** Given task **
Read the lines that follow and pick out every one containing the word "south".

▼

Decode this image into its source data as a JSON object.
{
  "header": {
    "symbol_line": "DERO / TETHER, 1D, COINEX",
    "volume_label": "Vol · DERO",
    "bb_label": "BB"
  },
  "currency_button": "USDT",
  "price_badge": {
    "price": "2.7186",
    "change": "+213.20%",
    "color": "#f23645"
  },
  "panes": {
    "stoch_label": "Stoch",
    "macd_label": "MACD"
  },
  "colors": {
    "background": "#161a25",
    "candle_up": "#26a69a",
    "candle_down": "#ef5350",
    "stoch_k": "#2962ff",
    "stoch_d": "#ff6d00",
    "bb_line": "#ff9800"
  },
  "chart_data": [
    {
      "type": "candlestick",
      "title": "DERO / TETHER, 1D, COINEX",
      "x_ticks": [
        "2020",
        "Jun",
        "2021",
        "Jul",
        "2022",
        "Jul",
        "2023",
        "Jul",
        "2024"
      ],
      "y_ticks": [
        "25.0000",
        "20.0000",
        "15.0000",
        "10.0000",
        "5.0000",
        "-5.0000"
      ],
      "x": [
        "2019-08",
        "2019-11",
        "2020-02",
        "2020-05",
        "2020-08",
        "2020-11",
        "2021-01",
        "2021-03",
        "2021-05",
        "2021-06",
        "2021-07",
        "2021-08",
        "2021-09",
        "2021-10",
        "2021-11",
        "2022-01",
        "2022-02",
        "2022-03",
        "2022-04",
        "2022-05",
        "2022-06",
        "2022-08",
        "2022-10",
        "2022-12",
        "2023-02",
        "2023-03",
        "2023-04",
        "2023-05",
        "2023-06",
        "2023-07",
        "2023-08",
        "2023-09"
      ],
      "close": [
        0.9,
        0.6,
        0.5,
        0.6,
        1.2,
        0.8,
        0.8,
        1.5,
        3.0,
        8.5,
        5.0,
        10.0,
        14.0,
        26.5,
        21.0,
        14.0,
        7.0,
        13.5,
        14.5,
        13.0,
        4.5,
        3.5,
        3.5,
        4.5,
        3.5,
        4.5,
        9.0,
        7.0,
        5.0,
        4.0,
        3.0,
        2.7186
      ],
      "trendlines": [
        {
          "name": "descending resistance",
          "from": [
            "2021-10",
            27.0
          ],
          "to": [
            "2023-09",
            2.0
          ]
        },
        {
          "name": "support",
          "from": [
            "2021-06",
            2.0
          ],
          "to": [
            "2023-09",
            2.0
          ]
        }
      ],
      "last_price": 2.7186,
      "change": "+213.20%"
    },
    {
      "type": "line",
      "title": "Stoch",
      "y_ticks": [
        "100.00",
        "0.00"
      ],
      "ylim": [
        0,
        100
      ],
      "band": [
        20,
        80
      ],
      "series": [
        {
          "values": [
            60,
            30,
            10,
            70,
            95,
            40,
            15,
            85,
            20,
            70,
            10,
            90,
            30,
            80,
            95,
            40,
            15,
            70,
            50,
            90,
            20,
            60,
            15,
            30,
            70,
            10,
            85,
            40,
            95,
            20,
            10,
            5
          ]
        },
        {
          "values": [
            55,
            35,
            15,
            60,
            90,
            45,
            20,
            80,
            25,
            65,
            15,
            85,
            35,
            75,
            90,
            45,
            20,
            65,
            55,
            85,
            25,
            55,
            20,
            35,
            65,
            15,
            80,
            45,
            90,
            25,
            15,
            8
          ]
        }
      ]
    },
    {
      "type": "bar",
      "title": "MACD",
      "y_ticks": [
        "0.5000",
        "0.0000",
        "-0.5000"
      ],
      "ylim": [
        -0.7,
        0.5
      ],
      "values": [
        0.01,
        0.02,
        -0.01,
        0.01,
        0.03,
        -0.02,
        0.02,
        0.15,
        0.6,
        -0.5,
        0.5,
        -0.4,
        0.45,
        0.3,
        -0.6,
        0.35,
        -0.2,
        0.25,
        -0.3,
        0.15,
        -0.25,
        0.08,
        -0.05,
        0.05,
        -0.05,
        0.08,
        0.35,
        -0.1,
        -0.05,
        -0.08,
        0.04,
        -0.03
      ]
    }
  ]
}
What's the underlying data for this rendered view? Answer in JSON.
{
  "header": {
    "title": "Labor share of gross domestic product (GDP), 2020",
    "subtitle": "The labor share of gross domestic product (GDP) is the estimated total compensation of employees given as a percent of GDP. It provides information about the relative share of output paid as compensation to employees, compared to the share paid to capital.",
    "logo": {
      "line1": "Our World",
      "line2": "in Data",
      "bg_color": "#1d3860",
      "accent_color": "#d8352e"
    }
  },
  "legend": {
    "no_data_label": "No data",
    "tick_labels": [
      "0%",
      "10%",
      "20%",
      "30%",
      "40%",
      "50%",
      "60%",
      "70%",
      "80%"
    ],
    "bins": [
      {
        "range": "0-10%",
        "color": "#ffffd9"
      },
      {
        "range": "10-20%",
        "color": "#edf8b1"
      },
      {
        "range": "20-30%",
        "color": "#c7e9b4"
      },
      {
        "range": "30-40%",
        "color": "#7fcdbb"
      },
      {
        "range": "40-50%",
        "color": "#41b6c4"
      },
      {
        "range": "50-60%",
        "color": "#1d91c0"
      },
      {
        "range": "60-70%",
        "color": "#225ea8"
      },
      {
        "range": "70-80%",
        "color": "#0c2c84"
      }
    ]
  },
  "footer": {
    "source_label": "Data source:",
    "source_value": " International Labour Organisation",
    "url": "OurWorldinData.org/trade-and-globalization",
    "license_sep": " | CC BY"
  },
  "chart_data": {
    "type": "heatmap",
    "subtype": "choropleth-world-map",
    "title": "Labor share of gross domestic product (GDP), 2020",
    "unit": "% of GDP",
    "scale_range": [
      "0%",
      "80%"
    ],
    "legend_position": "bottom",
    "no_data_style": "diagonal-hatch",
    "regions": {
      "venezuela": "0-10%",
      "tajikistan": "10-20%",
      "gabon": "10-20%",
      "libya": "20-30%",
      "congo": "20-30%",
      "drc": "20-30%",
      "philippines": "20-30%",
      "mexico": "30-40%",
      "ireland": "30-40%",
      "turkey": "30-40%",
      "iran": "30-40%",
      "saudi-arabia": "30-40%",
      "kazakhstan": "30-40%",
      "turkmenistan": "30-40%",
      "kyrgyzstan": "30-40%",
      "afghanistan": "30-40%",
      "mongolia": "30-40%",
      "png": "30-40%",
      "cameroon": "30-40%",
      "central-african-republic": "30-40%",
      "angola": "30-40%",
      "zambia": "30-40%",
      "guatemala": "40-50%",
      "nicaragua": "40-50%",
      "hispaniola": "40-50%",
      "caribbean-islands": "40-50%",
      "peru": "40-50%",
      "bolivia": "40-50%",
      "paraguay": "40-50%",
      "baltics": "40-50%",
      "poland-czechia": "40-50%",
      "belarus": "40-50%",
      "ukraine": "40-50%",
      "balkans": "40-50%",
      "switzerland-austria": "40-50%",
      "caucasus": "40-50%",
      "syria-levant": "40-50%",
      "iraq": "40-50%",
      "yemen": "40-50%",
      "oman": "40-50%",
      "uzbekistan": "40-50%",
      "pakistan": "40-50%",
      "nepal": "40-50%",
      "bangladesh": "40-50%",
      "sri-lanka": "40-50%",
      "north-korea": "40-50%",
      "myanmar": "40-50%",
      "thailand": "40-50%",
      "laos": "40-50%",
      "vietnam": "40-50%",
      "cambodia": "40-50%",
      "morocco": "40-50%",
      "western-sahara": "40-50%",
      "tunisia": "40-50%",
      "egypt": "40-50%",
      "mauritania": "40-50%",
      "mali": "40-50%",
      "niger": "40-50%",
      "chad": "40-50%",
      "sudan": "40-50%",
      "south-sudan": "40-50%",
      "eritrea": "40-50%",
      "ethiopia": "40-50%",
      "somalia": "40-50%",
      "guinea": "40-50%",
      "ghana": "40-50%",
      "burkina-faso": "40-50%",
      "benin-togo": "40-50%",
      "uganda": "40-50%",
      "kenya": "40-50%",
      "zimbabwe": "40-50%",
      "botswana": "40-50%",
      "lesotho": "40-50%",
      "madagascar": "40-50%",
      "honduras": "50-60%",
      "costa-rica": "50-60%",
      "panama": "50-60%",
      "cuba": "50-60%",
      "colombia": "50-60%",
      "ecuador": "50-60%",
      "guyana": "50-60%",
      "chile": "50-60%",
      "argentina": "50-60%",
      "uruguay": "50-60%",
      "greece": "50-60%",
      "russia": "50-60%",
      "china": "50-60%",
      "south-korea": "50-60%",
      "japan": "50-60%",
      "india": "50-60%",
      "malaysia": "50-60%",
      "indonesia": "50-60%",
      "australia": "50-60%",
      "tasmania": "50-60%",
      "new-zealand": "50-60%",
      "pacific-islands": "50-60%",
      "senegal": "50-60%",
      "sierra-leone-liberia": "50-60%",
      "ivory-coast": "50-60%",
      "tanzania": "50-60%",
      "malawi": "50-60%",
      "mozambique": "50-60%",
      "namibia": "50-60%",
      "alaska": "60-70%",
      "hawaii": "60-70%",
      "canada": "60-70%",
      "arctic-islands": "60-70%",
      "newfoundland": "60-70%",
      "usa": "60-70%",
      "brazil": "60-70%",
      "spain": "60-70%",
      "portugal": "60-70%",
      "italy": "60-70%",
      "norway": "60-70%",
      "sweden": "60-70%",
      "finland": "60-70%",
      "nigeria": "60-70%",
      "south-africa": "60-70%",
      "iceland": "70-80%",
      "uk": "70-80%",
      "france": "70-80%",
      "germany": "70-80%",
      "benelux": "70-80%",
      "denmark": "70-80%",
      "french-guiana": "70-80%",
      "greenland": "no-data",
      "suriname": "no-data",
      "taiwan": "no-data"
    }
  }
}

▲

** Output for this task **
      "south-sudan": "40-50%",
      "south-korea": "50-60%",
      "south-africa": "60-70%",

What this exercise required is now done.